[CONSEGNA]
Modifica il materiale sostituendo "Geodesic distance" con "Euclidean distance" e riporta tutte le righe, lasciando invariato tutto il resto.

[RIGHE SALVATE]

_ _ _ _

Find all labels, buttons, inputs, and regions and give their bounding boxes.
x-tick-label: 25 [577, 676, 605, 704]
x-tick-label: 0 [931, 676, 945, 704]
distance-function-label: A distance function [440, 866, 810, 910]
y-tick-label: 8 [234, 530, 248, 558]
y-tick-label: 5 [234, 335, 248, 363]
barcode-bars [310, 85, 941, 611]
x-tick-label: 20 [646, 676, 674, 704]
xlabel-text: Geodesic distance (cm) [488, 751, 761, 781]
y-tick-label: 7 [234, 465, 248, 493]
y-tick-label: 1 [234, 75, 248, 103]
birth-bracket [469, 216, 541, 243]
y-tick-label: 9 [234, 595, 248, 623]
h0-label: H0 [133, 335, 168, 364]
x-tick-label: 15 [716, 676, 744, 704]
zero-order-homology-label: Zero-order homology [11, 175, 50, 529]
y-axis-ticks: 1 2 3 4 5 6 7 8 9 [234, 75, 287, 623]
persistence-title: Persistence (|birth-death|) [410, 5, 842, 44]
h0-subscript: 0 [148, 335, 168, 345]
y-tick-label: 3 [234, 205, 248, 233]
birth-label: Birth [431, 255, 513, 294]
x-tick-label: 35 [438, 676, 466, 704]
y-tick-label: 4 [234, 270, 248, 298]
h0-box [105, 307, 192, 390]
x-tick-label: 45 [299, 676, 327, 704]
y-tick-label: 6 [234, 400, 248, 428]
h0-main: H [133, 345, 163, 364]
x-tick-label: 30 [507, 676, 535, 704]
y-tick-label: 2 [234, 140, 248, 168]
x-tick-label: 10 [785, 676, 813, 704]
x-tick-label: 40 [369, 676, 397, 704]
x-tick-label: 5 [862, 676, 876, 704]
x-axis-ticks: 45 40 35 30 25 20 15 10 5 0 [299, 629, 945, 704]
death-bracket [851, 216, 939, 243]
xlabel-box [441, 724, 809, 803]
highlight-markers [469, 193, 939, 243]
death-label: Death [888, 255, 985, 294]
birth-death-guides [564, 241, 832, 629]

_ _ _ _

[SOLUZIONE SCRITTA]
Find all labels, buttons, inputs, and regions and give their bounding boxes.
x-tick-label: 25 [577, 676, 605, 704]
x-tick-label: 0 [931, 676, 945, 704]
distance-function-label: A distance function [440, 866, 810, 910]
y-tick-label: 8 [234, 530, 248, 558]
y-tick-label: 5 [234, 335, 248, 363]
barcode-bars [310, 85, 941, 611]
x-tick-label: 20 [646, 676, 674, 704]
xlabel-text: Euclidean distance (cm) [488, 751, 761, 781]
y-tick-label: 7 [234, 465, 248, 493]
y-tick-label: 1 [234, 75, 248, 103]
birth-bracket [469, 216, 541, 243]
y-tick-label: 9 [234, 595, 248, 623]
h0-label: H0 [133, 335, 168, 364]
x-tick-label: 15 [716, 676, 744, 704]
zero-order-homology-label: Zero-order homology [11, 175, 50, 529]
y-axis-ticks: 1 2 3 4 5 6 7 8 9 [234, 75, 287, 623]
persistence-title: Persistence (|birth-death|) [410, 5, 842, 44]
h0-subscript: 0 [148, 335, 168, 345]
y-tick-label: 3 [234, 205, 248, 233]
birth-label: Birth [431, 255, 513, 294]
x-tick-label: 35 [438, 676, 466, 704]
y-tick-label: 4 [234, 270, 248, 298]
h0-box [105, 307, 192, 390]
x-tick-label: 45 [299, 676, 327, 704]
y-tick-label: 6 [234, 400, 248, 428]
h0-main: H [133, 345, 163, 364]
x-tick-label: 30 [507, 676, 535, 704]
y-tick-label: 2 [234, 140, 248, 168]
x-tick-label: 10 [785, 676, 813, 704]
x-tick-label: 40 [369, 676, 397, 704]
x-tick-label: 5 [862, 676, 876, 704]
x-axis-ticks: 45 40 35 30 25 20 15 10 5 0 [299, 629, 945, 704]
death-bracket [851, 216, 939, 243]
xlabel-box [441, 724, 809, 803]
highlight-markers [469, 193, 939, 243]
death-label: Death [888, 255, 985, 294]
birth-death-guides [564, 241, 832, 629]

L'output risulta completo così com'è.